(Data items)
◆ ◆ ◆ ◆

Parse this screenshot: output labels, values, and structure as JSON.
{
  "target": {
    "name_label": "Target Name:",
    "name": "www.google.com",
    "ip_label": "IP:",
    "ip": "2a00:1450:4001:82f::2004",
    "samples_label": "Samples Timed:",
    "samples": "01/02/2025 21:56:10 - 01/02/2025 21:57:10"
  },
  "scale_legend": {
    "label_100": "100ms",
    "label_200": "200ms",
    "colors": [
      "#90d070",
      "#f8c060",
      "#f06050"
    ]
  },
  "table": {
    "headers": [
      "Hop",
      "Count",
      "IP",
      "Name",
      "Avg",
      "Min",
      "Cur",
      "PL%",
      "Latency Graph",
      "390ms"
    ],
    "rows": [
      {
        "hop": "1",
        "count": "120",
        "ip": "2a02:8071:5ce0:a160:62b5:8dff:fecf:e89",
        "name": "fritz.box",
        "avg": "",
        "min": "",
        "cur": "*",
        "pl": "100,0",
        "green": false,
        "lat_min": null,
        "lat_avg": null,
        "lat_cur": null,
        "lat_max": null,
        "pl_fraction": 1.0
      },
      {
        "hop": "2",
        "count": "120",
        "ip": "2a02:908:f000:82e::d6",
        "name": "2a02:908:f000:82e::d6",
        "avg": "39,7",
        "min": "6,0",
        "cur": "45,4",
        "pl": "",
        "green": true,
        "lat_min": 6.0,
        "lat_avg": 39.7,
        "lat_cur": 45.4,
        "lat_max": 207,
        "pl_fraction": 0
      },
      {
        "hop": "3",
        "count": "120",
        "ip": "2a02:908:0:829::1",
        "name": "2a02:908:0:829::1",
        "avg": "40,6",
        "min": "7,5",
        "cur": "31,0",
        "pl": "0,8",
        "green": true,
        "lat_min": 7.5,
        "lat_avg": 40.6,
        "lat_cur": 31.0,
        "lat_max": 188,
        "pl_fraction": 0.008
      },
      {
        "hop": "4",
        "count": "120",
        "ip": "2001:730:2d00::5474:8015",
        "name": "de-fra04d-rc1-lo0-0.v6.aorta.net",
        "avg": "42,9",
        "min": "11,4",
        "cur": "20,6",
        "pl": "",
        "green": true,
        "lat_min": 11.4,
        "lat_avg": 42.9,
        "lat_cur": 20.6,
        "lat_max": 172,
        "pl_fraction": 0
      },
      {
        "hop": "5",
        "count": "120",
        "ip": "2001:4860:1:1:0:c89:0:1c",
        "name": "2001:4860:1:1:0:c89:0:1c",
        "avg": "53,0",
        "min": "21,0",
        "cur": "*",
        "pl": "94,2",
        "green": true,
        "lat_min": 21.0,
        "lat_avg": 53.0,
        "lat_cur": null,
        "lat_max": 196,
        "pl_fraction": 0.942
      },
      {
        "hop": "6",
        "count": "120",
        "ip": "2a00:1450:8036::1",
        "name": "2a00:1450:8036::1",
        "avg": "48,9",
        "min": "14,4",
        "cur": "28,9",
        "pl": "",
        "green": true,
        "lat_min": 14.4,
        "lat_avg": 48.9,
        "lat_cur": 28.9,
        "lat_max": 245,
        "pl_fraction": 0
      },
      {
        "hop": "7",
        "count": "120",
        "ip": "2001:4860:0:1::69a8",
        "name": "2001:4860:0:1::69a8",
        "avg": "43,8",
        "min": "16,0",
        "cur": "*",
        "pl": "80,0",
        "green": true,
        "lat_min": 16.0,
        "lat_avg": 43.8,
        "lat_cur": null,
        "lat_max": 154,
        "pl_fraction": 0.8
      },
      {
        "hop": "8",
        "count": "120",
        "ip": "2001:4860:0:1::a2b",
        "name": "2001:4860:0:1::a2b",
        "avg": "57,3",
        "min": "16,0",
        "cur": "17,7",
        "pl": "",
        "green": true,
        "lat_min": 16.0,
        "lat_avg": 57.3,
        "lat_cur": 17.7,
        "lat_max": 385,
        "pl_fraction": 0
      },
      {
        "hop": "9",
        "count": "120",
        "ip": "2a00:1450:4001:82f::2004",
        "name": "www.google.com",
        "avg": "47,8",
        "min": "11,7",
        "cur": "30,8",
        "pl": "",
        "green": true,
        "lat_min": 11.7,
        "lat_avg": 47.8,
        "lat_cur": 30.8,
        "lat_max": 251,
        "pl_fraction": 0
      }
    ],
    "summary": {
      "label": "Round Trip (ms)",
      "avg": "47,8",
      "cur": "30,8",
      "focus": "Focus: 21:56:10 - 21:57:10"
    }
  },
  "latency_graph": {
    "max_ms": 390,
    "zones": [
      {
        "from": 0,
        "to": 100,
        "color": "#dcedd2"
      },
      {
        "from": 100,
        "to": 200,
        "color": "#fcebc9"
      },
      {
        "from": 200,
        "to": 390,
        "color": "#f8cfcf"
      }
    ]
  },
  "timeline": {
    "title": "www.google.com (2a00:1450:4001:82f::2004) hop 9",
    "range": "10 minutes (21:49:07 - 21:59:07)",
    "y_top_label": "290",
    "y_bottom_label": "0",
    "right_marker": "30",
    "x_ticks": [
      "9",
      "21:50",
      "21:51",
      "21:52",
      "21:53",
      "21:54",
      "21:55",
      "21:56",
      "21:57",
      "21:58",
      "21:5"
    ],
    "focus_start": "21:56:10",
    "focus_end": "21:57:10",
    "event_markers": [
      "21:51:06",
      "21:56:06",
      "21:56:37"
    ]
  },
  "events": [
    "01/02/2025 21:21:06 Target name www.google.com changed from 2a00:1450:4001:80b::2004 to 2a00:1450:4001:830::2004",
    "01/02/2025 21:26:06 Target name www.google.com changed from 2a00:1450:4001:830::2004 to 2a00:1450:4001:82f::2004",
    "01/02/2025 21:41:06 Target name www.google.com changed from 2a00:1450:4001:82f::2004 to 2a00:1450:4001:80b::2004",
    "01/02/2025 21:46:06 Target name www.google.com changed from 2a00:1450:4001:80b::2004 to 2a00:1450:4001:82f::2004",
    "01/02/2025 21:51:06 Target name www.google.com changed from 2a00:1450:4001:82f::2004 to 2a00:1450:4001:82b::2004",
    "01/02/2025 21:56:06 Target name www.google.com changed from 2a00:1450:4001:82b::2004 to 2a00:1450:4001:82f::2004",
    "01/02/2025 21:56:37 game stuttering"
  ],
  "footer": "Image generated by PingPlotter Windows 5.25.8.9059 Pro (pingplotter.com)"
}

◆ ◆ ◆ ◆

● TASK DIRECTIONS
The full set of records should be duplicated exactly.

● ANSWER TO THE TASK
Parse this screenshot: output labels, values, and structure as JSON.
{
  "target": {
    "name_label": "Target Name:",
    "name": "www.google.com",
    "ip_label": "IP:",
    "ip": "2a00:1450:4001:82f::2004",
    "samples_label": "Samples Timed:",
    "samples": "01/02/2025 21:56:10 - 01/02/2025 21:57:10"
  },
  "scale_legend": {
    "label_100": "100ms",
    "label_200": "200ms",
    "colors": [
      "#90d070",
      "#f8c060",
      "#f06050"
    ]
  },
  "table": {
    "headers": [
      "Hop",
      "Count",
      "IP",
      "Name",
      "Avg",
      "Min",
      "Cur",
      "PL%",
      "Latency Graph",
      "390ms"
    ],
    "rows": [
      {
        "hop": "1",
        "count": "120",
        "ip": "2a02:8071:5ce0:a160:62b5:8dff:fecf:e89",
        "name": "fritz.box",
        "avg": "",
        "min": "",
        "cur": "*",
        "pl": "100,0",
        "green": false,
        "lat_min": null,
        "lat_avg": null,
        "lat_cur": null,
        "lat_max": null,
        "pl_fraction": 1.0
      },
      {
        "hop": "2",
        "count": "120",
        "ip": "2a02:908:f000:82e::d6",
        "name": "2a02:908:f000:82e::d6",
        "avg": "39,7",
        "min": "6,0",
        "cur": "45,4",
        "pl": "",
        "green": true,
        "lat_min": 6.0,
        "lat_avg": 39.7,
        "lat_cur": 45.4,
        "lat_max": 207,
        "pl_fraction": 0
      },
      {
        "hop": "3",
        "count": "120",
        "ip": "2a02:908:0:829::1",
        "name": "2a02:908:0:829::1",
        "avg": "40,6",
        "min": "7,5",
        "cur": "31,0",
        "pl": "0,8",
        "green": true,
        "lat_min": 7.5,
        "lat_avg": 40.6,
        "lat_cur": 31.0,
        "lat_max": 188,
        "pl_fraction": 0.008
      },
      {
        "hop": "4",
        "count": "120",
        "ip": "2001:730:2d00::5474:8015",
        "name": "de-fra04d-rc1-lo0-0.v6.aorta.net",
        "avg": "42,9",
        "min": "11,4",
        "cur": "20,6",
        "pl": "",
        "green": true,
        "lat_min": 11.4,
        "lat_avg": 42.9,
        "lat_cur": 20.6,
        "lat_max": 172,
        "pl_fraction": 0
      },
      {
        "hop": "5",
        "count": "120",
        "ip": "2001:4860:1:1:0:c89:0:1c",
        "name": "2001:4860:1:1:0:c89:0:1c",
        "avg": "53,0",
        "min": "21,0",
        "cur": "*",
        "pl": "94,2",
        "green": true,
        "lat_min": 21.0,
        "lat_avg": 53.0,
        "lat_cur": null,
        "lat_max": 196,
        "pl_fraction": 0.942
      },
      {
        "hop": "6",
        "count": "120",
        "ip": "2a00:1450:8036::1",
        "name": "2a00:1450:8036::1",
        "avg": "48,9",
        "min": "14,4",
        "cur": "28,9",
        "pl": "",
        "green": true,
        "lat_min": 14.4,
        "lat_avg": 48.9,
        "lat_cur": 28.9,
        "lat_max": 245,
        "pl_fraction": 0
      },
      {
        "hop": "7",
        "count": "120",
        "ip": "2001:4860:0:1::69a8",
        "name": "2001:4860:0:1::69a8",
        "avg": "43,8",
        "min": "16,0",
        "cur": "*",
        "pl": "80,0",
        "green": true,
        "lat_min": 16.0,
        "lat_avg": 43.8,
        "lat_cur": null,
        "lat_max": 154,
        "pl_fraction": 0.8
      },
      {
        "hop": "8",
        "count": "120",
        "ip": "2001:4860:0:1::a2b",
        "name": "2001:4860:0:1::a2b",
        "avg": "57,3",
        "min": "16,0",
        "cur": "17,7",
        "pl": "",
        "green": true,
        "lat_min": 16.0,
        "lat_avg": 57.3,
        "lat_cur": 17.7,
        "lat_max": 385,
        "pl_fraction": 0
      },
      {
        "hop": "9",
        "count": "120",
        "ip": "2a00:1450:4001:82f::2004",
        "name": "www.google.com",
        "avg": "47,8",
        "min": "11,7",
        "cur": "30,8",
        "pl": "",
        "green": true,
        "lat_min": 11.7,
        "lat_avg": 47.8,
        "lat_cur": 30.8,
        "lat_max": 251,
        "pl_fraction": 0
      }
    ],
    "summary": {
      "label": "Round Trip (ms)",
      "avg": "47,8",
      "cur": "30,8",
      "focus": "Focus: 21:56:10 - 21:57:10"
    }
  },
  "latency_graph": {
    "max_ms": 390,
    "zones": [
      {
        "from": 0,
        "to": 100,
        "color": "#dcedd2"
      },
      {
        "from": 100,
        "to": 200,
        "color": "#fcebc9"
      },
      {
        "from": 200,
        "to": 390,
        "color": "#f8cfcf"
      }
    ]
  },
  "timeline": {
    "title": "www.google.com (2a00:1450:4001:82f::2004) hop 9",
    "range": "10 minutes (21:49:07 - 21:59:07)",
    "y_top_label": "290",
    "y_bottom_label": "0",
    "right_marker": "30",
    "x_ticks": [
      "9",
      "21:50",
      "21:51",
      "21:52",
      "21:53",
      "21:54",
      "21:55",
      "21:56",
      "21:57",
      "21:58",
      "21:5"
    ],
    "focus_start": "21:56:10",
    "focus_end": "21:57:10",
    "event_markers": [
      "21:51:06",
      "21:56:06",
      "21:56:37"
    ]
  },
  "events": [
    "01/02/2025 21:21:06 Target name www.google.com changed from 2a00:1450:4001:80b::2004 to 2a00:1450:4001:830::2004",
    "01/02/2025 21:26:06 Target name www.google.com changed from 2a00:1450:4001:830::2004 to 2a00:1450:4001:82f::2004",
    "01/02/2025 21:41:06 Target name www.google.com changed from 2a00:1450:4001:82f::2004 to 2a00:1450:4001:80b::2004",
    "01/02/2025 21:46:06 Target name www.google.com changed from 2a00:1450:4001:80b::2004 to 2a00:1450:4001:82f::2004",
    "01/02/2025 21:51:06 Target name www.google.com changed from 2a00:1450:4001:82f::2004 to 2a00:1450:4001:82b::2004",
    "01/02/2025 21:56:06 Target name www.google.com changed from 2a00:1450:4001:82b::2004 to 2a00:1450:4001:82f::2004",
    "01/02/2025 21:56:37 game stuttering"
  ],
  "footer": "Image generated by PingPlotter Windows 5.25.8.9059 Pro (pingplotter.com)"
}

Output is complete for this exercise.